Give the count of lines in the data that include "Desfazer", with no other words.
--
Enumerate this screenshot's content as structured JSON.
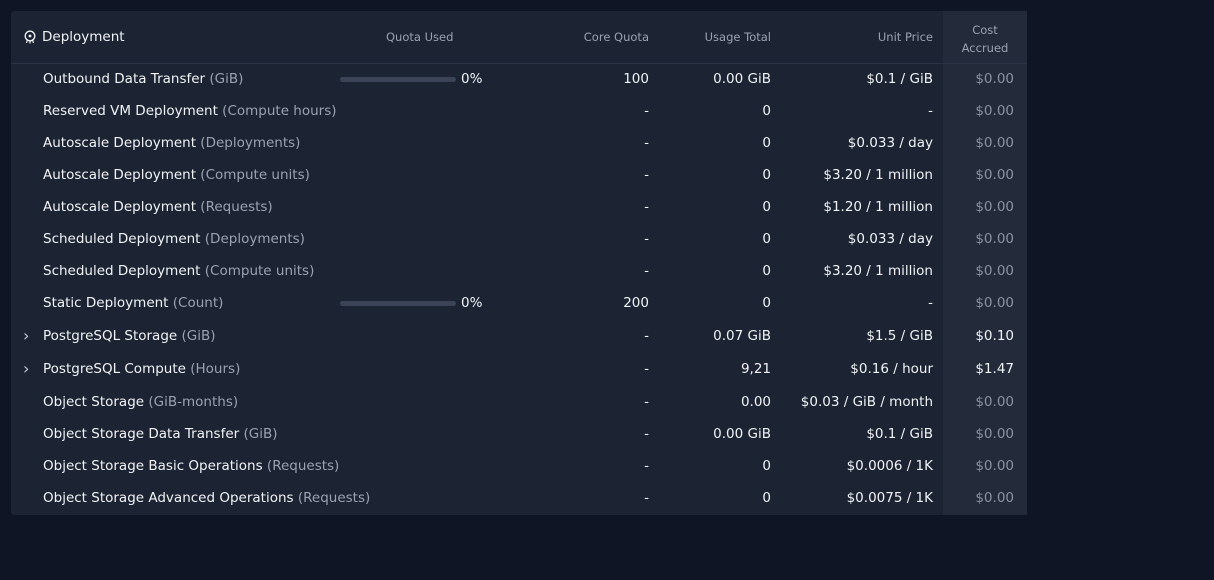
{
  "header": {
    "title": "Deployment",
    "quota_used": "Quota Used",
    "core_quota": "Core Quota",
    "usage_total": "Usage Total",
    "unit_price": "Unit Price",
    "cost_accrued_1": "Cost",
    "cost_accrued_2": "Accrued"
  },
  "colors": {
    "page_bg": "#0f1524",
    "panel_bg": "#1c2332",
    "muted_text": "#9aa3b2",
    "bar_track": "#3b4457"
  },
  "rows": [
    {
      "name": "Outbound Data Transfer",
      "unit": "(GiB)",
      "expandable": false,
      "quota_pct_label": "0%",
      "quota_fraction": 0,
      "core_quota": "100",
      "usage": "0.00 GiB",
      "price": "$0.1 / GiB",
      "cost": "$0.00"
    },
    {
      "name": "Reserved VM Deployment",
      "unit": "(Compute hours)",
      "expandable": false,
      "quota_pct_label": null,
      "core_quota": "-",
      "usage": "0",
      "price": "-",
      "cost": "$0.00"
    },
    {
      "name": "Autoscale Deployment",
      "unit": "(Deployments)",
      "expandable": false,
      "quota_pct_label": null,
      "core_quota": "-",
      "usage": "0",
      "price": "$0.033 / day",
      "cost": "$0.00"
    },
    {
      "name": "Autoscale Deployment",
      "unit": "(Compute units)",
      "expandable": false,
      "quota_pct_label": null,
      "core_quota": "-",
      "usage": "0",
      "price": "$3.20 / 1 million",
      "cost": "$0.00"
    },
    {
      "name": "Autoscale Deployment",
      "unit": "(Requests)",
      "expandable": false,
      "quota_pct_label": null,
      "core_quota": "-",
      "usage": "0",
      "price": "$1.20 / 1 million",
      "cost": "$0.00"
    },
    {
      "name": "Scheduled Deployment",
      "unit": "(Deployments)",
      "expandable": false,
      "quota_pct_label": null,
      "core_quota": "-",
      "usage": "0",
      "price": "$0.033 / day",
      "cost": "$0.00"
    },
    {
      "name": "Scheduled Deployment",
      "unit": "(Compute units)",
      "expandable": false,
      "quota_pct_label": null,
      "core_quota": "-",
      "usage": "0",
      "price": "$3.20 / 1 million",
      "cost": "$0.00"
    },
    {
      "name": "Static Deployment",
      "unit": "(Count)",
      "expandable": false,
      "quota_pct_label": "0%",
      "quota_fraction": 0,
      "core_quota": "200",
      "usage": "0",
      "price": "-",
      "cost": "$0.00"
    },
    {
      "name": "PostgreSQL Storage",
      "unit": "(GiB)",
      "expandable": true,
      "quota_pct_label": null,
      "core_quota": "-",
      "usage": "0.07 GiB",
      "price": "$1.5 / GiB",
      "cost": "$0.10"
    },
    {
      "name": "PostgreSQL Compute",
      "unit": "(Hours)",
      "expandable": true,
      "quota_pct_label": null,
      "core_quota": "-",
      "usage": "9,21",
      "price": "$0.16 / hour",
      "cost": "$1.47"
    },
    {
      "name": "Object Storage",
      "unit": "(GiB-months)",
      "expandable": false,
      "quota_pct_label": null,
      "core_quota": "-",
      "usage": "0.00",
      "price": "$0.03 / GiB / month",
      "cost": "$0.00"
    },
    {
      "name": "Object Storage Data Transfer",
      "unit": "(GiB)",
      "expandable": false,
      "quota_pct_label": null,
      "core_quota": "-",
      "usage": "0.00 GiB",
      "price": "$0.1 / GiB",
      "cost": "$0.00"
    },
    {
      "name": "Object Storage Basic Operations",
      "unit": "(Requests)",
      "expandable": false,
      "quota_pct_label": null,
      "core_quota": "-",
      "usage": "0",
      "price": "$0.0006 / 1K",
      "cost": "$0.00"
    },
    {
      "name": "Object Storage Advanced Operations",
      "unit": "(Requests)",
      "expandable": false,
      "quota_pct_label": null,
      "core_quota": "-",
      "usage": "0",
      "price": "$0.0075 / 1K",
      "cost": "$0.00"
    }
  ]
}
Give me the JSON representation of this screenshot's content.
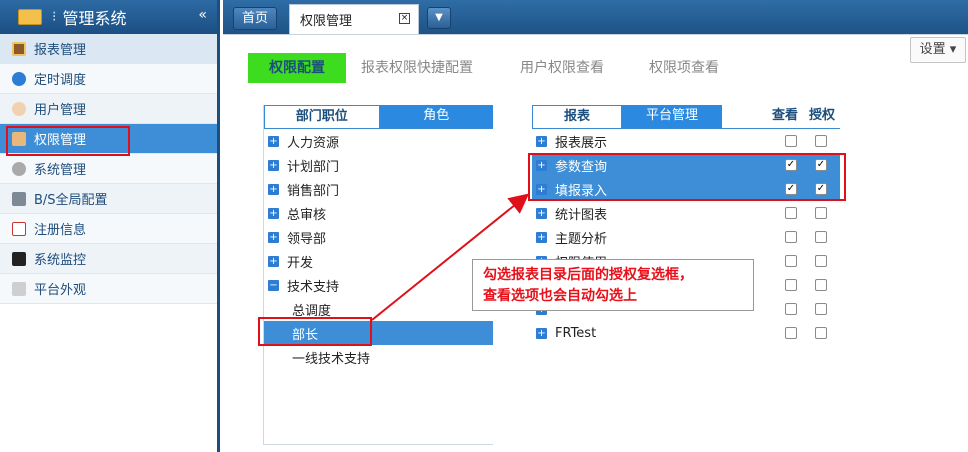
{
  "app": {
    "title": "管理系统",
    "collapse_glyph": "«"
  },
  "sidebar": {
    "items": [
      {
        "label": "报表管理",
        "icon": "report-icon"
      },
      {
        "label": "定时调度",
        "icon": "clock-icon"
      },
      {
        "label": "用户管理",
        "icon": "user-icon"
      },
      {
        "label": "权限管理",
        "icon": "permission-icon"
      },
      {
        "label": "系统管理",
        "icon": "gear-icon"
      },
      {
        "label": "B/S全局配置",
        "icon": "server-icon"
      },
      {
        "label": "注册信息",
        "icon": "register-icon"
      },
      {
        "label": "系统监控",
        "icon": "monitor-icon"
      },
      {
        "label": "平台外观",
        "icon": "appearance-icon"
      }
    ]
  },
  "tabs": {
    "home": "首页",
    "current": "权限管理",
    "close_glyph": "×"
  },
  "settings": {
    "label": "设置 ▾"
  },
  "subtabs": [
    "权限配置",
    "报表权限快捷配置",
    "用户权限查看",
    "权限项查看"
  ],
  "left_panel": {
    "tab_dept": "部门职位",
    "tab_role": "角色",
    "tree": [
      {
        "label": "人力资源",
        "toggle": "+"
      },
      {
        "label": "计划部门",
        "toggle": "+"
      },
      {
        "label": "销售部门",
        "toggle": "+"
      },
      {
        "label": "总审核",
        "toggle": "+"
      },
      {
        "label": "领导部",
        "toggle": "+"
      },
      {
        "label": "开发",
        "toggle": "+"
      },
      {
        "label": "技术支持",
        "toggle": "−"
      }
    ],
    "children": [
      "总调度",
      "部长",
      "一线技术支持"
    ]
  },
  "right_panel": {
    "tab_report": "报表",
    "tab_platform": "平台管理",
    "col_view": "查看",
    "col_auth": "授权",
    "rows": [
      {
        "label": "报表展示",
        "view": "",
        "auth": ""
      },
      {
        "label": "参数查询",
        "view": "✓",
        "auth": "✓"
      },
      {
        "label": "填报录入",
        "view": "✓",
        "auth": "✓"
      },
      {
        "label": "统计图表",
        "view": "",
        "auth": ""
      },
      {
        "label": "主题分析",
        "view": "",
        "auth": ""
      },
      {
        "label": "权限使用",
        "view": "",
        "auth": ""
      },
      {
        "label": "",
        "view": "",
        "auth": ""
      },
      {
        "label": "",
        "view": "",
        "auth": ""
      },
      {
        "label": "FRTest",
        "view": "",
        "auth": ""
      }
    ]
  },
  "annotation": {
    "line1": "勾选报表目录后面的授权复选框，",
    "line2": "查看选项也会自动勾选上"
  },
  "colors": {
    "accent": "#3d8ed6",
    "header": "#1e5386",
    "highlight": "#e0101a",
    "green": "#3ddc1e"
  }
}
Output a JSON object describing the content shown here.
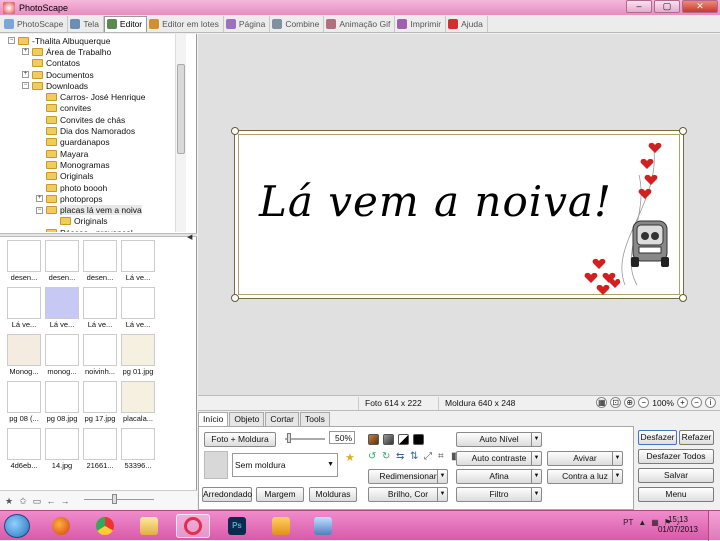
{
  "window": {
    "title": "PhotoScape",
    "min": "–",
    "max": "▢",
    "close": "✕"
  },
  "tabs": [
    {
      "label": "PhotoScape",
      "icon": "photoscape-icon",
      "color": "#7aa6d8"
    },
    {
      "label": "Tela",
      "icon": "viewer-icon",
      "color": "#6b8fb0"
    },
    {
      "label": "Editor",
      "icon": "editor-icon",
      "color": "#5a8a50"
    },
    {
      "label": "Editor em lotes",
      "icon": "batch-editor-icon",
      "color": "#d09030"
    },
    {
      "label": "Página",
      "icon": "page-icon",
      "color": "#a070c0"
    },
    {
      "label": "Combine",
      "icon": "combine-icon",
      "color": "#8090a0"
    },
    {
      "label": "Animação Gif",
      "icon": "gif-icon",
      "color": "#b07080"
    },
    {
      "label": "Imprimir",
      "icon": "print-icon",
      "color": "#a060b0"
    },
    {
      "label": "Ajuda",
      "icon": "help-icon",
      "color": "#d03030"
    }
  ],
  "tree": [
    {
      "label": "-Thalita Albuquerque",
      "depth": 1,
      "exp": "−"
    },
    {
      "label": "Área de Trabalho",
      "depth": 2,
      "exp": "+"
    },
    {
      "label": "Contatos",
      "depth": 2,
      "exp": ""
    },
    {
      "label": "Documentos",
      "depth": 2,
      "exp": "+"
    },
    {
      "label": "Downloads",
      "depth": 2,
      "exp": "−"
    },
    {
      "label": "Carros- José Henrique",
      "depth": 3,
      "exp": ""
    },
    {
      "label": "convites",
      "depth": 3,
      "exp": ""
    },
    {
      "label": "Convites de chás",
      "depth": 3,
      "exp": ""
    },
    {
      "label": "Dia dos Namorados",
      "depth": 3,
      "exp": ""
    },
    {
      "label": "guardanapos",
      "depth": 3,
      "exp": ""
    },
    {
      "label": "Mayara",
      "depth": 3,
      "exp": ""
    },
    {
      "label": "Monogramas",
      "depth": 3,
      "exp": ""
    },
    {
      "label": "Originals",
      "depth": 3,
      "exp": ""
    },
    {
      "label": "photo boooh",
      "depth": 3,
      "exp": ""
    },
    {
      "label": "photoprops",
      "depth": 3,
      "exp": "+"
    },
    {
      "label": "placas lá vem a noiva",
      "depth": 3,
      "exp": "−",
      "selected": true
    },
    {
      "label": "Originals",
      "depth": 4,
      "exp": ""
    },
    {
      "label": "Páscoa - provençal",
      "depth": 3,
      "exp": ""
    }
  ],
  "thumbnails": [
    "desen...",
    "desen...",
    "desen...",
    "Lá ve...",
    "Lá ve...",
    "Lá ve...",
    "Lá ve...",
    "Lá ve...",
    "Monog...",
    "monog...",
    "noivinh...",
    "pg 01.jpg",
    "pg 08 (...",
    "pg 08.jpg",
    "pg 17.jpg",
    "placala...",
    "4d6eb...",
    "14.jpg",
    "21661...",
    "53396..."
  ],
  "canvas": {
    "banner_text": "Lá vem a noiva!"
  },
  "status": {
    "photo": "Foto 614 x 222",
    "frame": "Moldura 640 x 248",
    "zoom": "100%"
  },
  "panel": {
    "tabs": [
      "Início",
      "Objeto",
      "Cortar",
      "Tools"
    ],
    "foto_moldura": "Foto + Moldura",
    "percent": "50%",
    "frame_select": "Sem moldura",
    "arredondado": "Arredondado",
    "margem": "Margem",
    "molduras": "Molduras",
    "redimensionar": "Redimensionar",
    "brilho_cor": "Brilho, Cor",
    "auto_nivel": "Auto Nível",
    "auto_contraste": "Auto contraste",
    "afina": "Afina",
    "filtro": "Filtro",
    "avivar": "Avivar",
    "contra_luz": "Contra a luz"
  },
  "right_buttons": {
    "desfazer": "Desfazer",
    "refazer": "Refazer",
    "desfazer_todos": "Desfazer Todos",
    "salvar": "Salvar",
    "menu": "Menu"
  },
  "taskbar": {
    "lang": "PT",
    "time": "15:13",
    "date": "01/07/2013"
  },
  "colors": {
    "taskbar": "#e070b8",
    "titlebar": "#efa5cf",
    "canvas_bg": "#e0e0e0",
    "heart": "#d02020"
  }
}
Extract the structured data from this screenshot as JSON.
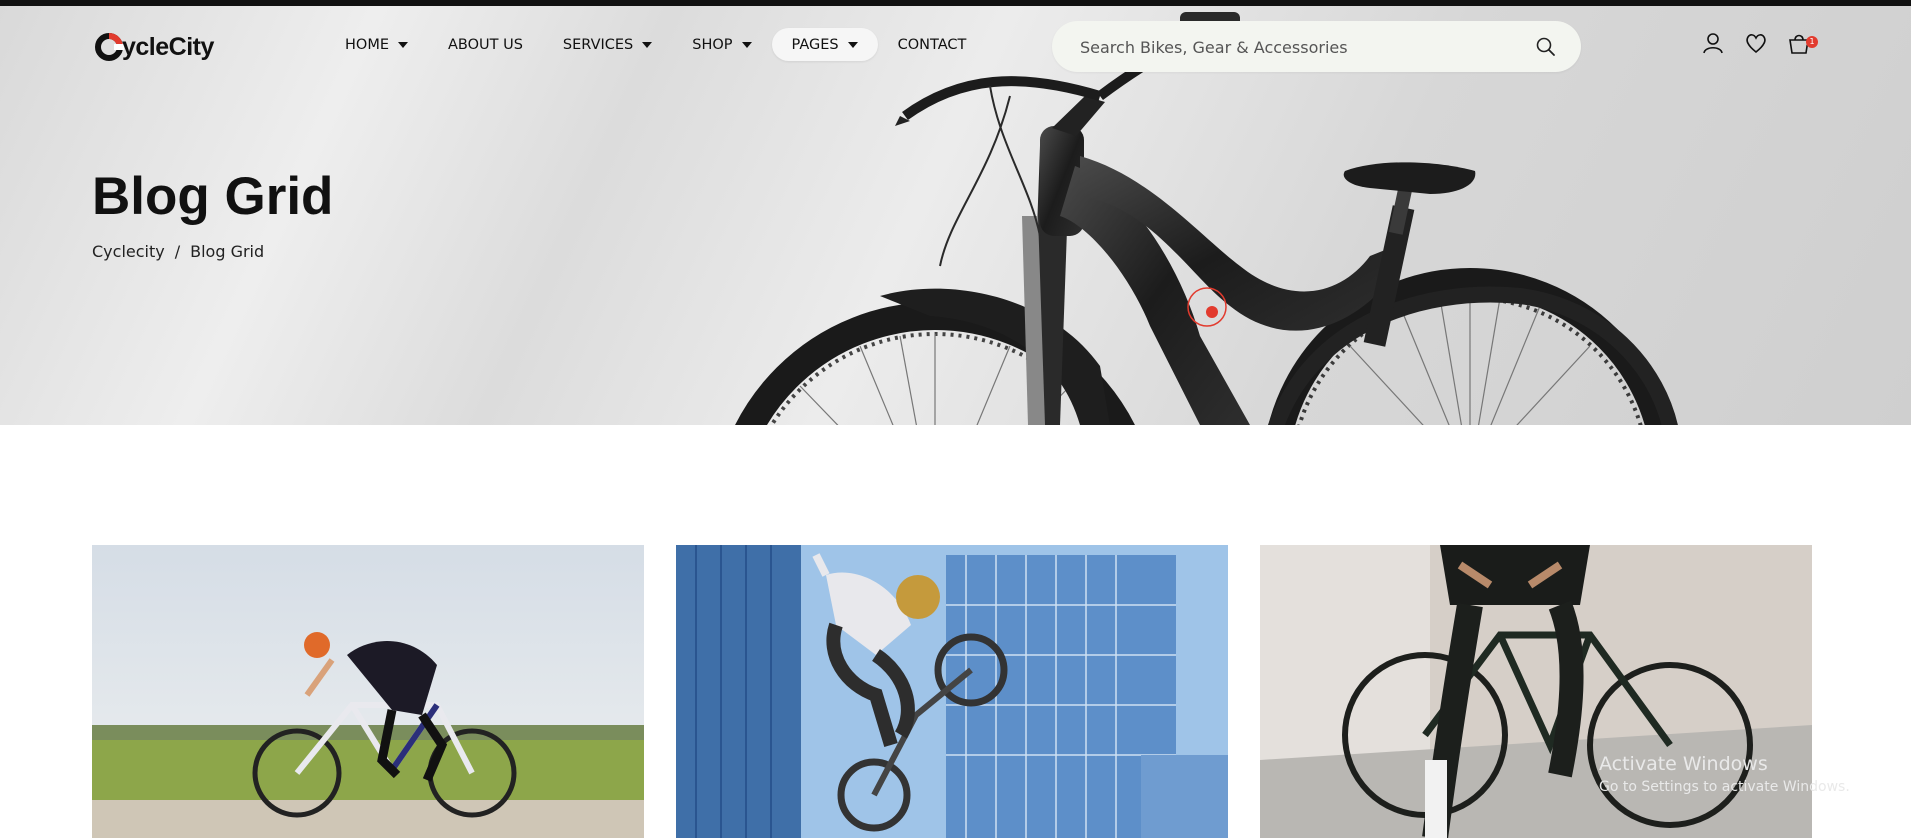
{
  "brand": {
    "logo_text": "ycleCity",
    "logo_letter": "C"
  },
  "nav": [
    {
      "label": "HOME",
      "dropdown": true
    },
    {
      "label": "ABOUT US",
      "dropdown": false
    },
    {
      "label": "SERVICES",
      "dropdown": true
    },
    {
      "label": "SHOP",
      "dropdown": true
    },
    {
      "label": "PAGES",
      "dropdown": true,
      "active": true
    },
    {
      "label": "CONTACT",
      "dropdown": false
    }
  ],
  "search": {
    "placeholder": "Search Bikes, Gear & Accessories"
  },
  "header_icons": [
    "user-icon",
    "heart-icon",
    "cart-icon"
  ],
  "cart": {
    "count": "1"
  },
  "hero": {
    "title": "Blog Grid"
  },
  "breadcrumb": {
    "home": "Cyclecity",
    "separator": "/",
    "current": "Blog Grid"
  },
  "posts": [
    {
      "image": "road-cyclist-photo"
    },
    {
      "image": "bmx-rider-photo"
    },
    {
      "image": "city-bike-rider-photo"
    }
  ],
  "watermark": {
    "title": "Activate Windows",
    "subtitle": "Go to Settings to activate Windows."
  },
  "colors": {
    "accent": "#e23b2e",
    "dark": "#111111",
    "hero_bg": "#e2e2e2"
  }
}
--
Answer to the task: 2